Written request: Reproduce the listing that follows with no differences at all.

Supplied data:
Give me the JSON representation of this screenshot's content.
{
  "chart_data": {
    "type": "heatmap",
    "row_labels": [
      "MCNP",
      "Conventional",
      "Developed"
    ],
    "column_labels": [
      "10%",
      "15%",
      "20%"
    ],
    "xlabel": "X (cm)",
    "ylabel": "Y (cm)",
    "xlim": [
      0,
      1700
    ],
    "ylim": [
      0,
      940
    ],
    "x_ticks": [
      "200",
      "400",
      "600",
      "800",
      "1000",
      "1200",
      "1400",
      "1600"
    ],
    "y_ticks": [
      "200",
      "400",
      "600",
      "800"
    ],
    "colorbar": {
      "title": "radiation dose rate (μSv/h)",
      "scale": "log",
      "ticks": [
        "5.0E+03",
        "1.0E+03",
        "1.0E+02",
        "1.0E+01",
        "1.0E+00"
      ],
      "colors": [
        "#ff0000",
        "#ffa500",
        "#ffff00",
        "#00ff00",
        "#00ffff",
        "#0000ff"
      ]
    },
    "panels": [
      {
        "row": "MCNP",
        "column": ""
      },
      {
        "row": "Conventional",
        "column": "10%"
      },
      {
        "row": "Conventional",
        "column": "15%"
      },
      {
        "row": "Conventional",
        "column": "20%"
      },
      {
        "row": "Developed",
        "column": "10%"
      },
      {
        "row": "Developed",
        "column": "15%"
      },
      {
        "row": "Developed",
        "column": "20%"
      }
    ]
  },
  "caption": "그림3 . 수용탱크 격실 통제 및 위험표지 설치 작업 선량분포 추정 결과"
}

Answer for the task:
Give me the JSON representation of this screenshot's content.
{
  "chart_data": {
    "type": "heatmap",
    "row_labels": [
      "MCNP",
      "Conventional",
      "Developed"
    ],
    "column_labels": [
      "10%",
      "15%",
      "20%"
    ],
    "xlabel": "X (cm)",
    "ylabel": "Y (cm)",
    "xlim": [
      0,
      1700
    ],
    "ylim": [
      0,
      940
    ],
    "x_ticks": [
      "200",
      "400",
      "600",
      "800",
      "1000",
      "1200",
      "1400",
      "1600"
    ],
    "y_ticks": [
      "200",
      "400",
      "600",
      "800"
    ],
    "colorbar": {
      "title": "radiation dose rate (μSv/h)",
      "scale": "log",
      "ticks": [
        "5.0E+03",
        "1.0E+03",
        "1.0E+02",
        "1.0E+01",
        "1.0E+00"
      ],
      "colors": [
        "#ff0000",
        "#ffa500",
        "#ffff00",
        "#00ff00",
        "#00ffff",
        "#0000ff"
      ]
    },
    "panels": [
      {
        "row": "MCNP",
        "column": ""
      },
      {
        "row": "Conventional",
        "column": "10%"
      },
      {
        "row": "Conventional",
        "column": "15%"
      },
      {
        "row": "Conventional",
        "column": "20%"
      },
      {
        "row": "Developed",
        "column": "10%"
      },
      {
        "row": "Developed",
        "column": "15%"
      },
      {
        "row": "Developed",
        "column": "20%"
      }
    ]
  },
  "caption": "그림3 . 수용탱크 격실 통제 및 위험표지 설치 작업 선량분포 추정 결과"
}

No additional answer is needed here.